### Exercise input ###

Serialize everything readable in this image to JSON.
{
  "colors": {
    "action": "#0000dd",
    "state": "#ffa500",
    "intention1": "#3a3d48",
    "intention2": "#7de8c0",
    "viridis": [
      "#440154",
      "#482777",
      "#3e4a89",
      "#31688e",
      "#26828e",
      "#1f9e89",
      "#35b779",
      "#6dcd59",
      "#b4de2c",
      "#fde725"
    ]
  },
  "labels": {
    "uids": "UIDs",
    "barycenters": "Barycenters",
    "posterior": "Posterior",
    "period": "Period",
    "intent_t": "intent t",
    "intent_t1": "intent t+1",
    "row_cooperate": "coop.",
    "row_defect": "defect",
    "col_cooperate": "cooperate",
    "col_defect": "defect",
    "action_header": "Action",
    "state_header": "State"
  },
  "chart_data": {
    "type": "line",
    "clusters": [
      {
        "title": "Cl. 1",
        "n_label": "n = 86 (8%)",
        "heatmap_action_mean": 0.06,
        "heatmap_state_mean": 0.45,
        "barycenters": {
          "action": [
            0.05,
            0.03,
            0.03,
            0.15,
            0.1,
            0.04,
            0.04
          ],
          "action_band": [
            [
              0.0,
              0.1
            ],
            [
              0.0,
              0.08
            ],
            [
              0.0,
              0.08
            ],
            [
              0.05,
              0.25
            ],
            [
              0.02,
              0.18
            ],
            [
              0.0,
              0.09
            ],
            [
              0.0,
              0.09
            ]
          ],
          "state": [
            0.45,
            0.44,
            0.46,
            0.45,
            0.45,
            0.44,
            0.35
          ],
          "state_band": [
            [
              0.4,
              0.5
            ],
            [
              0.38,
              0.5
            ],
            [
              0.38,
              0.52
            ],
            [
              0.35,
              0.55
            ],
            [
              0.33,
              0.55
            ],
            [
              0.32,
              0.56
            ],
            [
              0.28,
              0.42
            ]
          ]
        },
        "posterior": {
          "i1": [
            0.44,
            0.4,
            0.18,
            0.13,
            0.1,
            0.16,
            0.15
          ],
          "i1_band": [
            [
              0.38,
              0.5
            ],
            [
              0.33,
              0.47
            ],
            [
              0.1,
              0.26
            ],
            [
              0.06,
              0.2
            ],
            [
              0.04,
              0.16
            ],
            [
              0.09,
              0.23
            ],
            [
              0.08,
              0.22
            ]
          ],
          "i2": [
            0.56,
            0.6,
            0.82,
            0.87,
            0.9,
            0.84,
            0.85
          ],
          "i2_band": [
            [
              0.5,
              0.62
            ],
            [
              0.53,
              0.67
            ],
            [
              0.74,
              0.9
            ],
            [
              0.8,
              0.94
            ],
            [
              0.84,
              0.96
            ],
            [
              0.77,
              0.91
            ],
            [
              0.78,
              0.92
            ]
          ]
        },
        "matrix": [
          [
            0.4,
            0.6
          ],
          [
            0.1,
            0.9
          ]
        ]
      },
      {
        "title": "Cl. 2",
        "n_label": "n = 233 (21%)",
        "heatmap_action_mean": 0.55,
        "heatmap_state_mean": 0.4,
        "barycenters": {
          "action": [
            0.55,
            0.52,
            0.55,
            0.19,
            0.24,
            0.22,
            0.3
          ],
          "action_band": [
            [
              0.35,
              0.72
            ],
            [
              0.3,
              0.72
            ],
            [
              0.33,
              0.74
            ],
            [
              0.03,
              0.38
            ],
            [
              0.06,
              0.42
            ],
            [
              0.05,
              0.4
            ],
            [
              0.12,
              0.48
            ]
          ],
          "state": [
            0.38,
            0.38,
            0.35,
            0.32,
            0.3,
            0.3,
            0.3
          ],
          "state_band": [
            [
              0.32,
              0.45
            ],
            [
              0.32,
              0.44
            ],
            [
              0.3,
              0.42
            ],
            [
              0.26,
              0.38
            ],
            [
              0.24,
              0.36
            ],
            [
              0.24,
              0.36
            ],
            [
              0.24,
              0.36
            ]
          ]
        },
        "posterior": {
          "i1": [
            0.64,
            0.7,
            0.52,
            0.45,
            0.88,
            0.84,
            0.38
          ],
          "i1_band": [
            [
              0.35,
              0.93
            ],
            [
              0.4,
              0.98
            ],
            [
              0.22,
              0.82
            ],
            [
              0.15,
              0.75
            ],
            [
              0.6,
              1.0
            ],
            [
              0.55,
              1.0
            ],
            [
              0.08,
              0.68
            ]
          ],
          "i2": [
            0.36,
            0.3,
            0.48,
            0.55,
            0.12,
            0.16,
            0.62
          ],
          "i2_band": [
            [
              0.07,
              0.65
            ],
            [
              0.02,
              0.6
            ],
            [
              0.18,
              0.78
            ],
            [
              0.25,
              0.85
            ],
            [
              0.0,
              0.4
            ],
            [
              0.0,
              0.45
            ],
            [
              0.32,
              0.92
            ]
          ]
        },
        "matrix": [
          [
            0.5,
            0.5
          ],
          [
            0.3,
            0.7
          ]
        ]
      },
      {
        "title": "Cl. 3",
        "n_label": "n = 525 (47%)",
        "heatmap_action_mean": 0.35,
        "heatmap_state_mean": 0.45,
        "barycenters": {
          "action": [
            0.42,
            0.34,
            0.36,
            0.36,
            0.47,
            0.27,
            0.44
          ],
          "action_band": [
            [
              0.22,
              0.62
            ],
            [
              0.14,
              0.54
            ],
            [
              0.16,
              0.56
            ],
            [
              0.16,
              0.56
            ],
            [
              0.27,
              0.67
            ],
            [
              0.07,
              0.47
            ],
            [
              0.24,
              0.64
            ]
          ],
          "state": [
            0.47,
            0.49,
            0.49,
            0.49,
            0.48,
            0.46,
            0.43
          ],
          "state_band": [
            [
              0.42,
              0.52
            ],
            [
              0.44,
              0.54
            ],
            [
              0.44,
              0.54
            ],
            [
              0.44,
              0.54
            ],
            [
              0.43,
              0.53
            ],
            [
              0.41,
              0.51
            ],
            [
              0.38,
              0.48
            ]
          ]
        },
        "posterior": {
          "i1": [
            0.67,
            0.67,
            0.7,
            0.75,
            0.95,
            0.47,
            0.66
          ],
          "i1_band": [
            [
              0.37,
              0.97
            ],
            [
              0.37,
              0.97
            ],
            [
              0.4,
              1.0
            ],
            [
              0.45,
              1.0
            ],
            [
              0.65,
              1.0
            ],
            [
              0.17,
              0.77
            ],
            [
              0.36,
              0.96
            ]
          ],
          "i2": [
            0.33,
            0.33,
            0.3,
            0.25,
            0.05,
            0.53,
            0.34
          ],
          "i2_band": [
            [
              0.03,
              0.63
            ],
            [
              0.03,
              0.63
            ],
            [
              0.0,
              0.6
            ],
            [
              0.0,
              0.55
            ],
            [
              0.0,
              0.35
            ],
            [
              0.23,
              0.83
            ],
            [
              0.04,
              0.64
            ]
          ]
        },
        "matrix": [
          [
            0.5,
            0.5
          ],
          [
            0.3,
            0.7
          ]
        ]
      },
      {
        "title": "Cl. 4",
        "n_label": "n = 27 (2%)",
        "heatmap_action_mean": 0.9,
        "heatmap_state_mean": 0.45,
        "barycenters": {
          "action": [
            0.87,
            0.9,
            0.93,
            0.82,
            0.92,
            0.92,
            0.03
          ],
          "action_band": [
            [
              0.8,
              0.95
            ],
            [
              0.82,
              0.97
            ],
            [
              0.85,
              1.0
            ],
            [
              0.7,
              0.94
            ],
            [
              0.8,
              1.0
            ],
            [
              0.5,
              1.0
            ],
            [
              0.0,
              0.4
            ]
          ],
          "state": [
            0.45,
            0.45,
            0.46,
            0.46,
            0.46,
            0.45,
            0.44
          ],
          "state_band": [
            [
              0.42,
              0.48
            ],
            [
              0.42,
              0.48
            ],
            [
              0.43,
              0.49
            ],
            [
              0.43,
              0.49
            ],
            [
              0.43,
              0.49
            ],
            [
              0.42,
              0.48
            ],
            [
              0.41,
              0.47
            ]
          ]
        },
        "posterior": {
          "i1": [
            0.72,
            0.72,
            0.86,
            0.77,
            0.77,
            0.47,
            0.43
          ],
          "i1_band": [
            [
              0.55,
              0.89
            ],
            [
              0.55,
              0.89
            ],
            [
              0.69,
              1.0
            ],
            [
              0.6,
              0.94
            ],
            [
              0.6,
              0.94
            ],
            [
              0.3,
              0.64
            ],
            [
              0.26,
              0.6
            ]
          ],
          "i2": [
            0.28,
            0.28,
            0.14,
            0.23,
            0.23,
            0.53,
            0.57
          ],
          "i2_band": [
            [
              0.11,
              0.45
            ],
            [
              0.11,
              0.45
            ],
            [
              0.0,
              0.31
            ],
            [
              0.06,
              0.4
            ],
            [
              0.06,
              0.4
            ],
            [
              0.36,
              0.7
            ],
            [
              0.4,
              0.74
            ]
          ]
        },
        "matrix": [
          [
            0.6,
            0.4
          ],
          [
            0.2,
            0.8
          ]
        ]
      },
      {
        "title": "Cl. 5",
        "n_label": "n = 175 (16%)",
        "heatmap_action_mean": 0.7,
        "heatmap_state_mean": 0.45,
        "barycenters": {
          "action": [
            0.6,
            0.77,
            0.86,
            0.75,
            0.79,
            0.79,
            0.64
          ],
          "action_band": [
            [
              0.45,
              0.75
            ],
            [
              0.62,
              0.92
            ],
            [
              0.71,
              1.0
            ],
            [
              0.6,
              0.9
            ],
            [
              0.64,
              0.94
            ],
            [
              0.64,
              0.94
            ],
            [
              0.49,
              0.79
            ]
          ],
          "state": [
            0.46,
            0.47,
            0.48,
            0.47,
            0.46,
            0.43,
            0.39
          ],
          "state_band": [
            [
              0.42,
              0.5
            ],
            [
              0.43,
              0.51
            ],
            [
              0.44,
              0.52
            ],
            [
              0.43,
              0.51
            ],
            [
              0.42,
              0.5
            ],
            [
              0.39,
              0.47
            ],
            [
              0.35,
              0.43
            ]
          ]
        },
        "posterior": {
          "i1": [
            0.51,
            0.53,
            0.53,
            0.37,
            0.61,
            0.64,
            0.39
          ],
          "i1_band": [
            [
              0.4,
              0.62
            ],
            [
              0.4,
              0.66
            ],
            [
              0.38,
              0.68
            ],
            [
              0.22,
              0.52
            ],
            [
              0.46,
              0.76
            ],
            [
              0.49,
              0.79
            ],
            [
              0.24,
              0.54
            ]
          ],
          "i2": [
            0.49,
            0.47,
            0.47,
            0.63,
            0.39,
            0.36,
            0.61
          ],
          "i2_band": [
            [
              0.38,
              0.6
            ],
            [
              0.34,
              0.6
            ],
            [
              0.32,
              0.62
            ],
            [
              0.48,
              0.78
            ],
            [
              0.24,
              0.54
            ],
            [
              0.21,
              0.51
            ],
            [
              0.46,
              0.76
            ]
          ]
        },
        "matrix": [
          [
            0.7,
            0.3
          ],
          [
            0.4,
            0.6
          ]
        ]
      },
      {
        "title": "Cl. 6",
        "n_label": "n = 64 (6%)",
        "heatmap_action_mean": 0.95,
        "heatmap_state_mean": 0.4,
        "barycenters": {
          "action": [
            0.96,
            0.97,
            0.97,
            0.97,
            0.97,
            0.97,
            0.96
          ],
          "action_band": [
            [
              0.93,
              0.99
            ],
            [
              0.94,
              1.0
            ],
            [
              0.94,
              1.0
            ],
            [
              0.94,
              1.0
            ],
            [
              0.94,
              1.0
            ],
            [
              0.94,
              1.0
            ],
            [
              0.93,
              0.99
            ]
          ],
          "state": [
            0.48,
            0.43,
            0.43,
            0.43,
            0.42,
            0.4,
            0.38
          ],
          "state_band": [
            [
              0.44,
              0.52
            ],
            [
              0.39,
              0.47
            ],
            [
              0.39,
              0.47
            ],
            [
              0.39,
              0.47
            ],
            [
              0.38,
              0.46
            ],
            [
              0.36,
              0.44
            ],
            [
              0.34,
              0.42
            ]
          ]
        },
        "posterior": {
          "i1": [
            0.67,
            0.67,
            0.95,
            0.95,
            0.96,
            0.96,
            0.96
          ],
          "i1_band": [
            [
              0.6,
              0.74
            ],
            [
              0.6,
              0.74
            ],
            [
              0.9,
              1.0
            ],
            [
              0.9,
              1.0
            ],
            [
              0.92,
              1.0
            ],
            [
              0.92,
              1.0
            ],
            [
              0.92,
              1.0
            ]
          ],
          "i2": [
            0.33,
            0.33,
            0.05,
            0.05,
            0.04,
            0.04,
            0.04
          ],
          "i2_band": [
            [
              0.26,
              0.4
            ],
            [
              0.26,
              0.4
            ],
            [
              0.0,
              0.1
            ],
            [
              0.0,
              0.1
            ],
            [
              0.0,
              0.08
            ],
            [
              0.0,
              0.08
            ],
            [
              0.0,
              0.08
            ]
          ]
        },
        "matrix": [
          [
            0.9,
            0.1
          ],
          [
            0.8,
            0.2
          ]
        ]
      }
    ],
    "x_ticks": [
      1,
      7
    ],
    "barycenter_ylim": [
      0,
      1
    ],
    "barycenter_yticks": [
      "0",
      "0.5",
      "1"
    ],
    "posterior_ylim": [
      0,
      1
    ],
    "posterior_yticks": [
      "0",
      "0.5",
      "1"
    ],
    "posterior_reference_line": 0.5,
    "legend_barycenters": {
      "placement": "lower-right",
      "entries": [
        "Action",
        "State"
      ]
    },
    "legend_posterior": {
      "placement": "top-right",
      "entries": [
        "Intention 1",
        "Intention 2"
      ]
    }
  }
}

###

▸ What the task asks:
Display every line of the listing that contains the string "placement".

▸ Answer to this exercise:
      "placement": "lower-right",
      "placement": "top-right",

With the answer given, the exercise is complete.